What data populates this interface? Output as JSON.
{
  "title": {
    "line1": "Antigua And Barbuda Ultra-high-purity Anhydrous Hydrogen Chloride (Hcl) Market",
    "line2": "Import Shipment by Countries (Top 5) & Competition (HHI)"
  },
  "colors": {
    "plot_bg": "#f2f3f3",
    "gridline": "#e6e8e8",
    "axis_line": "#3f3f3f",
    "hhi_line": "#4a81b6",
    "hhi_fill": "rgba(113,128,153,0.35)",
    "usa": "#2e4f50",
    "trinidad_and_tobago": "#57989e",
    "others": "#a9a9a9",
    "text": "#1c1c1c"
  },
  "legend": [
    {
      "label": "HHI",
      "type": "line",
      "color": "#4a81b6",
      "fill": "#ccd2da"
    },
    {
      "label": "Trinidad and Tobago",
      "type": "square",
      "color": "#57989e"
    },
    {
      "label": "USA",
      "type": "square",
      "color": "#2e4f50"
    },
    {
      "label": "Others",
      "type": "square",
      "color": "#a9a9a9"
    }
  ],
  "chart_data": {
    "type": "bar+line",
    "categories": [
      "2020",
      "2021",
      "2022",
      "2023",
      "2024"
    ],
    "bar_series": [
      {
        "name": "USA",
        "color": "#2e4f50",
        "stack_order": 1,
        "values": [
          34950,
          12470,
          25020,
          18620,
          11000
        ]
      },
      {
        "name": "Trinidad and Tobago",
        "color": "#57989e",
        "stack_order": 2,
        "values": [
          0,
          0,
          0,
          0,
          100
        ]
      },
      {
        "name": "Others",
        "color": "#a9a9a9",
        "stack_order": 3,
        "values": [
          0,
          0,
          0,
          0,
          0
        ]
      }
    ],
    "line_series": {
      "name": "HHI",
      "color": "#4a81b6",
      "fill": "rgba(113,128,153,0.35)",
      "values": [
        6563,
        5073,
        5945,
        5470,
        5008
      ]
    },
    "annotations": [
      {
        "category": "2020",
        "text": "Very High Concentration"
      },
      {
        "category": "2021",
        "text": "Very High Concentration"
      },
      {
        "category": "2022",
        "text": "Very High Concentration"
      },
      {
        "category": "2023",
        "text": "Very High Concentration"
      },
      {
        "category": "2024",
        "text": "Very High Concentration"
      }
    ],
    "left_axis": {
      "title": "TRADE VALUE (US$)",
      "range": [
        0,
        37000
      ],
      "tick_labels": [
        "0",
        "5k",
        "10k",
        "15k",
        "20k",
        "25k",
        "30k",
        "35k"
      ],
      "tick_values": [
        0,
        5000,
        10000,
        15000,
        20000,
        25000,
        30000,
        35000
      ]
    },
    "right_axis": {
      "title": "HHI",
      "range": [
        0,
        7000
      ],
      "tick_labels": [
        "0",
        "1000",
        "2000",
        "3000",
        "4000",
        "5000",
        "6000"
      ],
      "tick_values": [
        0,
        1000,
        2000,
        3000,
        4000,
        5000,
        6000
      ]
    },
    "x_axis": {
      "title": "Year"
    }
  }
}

§ TO DO: Transcribe each entry exactly.

§ TASK OUTPUT:
What data populates this interface? Output as JSON.
{
  "title": {
    "line1": "Antigua And Barbuda Ultra-high-purity Anhydrous Hydrogen Chloride (Hcl) Market",
    "line2": "Import Shipment by Countries (Top 5) & Competition (HHI)"
  },
  "colors": {
    "plot_bg": "#f2f3f3",
    "gridline": "#e6e8e8",
    "axis_line": "#3f3f3f",
    "hhi_line": "#4a81b6",
    "hhi_fill": "rgba(113,128,153,0.35)",
    "usa": "#2e4f50",
    "trinidad_and_tobago": "#57989e",
    "others": "#a9a9a9",
    "text": "#1c1c1c"
  },
  "legend": [
    {
      "label": "HHI",
      "type": "line",
      "color": "#4a81b6",
      "fill": "#ccd2da"
    },
    {
      "label": "Trinidad and Tobago",
      "type": "square",
      "color": "#57989e"
    },
    {
      "label": "USA",
      "type": "square",
      "color": "#2e4f50"
    },
    {
      "label": "Others",
      "type": "square",
      "color": "#a9a9a9"
    }
  ],
  "chart_data": {
    "type": "bar+line",
    "categories": [
      "2020",
      "2021",
      "2022",
      "2023",
      "2024"
    ],
    "bar_series": [
      {
        "name": "USA",
        "color": "#2e4f50",
        "stack_order": 1,
        "values": [
          34950,
          12470,
          25020,
          18620,
          11000
        ]
      },
      {
        "name": "Trinidad and Tobago",
        "color": "#57989e",
        "stack_order": 2,
        "values": [
          0,
          0,
          0,
          0,
          100
        ]
      },
      {
        "name": "Others",
        "color": "#a9a9a9",
        "stack_order": 3,
        "values": [
          0,
          0,
          0,
          0,
          0
        ]
      }
    ],
    "line_series": {
      "name": "HHI",
      "color": "#4a81b6",
      "fill": "rgba(113,128,153,0.35)",
      "values": [
        6563,
        5073,
        5945,
        5470,
        5008
      ]
    },
    "annotations": [
      {
        "category": "2020",
        "text": "Very High Concentration"
      },
      {
        "category": "2021",
        "text": "Very High Concentration"
      },
      {
        "category": "2022",
        "text": "Very High Concentration"
      },
      {
        "category": "2023",
        "text": "Very High Concentration"
      },
      {
        "category": "2024",
        "text": "Very High Concentration"
      }
    ],
    "left_axis": {
      "title": "TRADE VALUE (US$)",
      "range": [
        0,
        37000
      ],
      "tick_labels": [
        "0",
        "5k",
        "10k",
        "15k",
        "20k",
        "25k",
        "30k",
        "35k"
      ],
      "tick_values": [
        0,
        5000,
        10000,
        15000,
        20000,
        25000,
        30000,
        35000
      ]
    },
    "right_axis": {
      "title": "HHI",
      "range": [
        0,
        7000
      ],
      "tick_labels": [
        "0",
        "1000",
        "2000",
        "3000",
        "4000",
        "5000",
        "6000"
      ],
      "tick_values": [
        0,
        1000,
        2000,
        3000,
        4000,
        5000,
        6000
      ]
    },
    "x_axis": {
      "title": "Year"
    }
  }
}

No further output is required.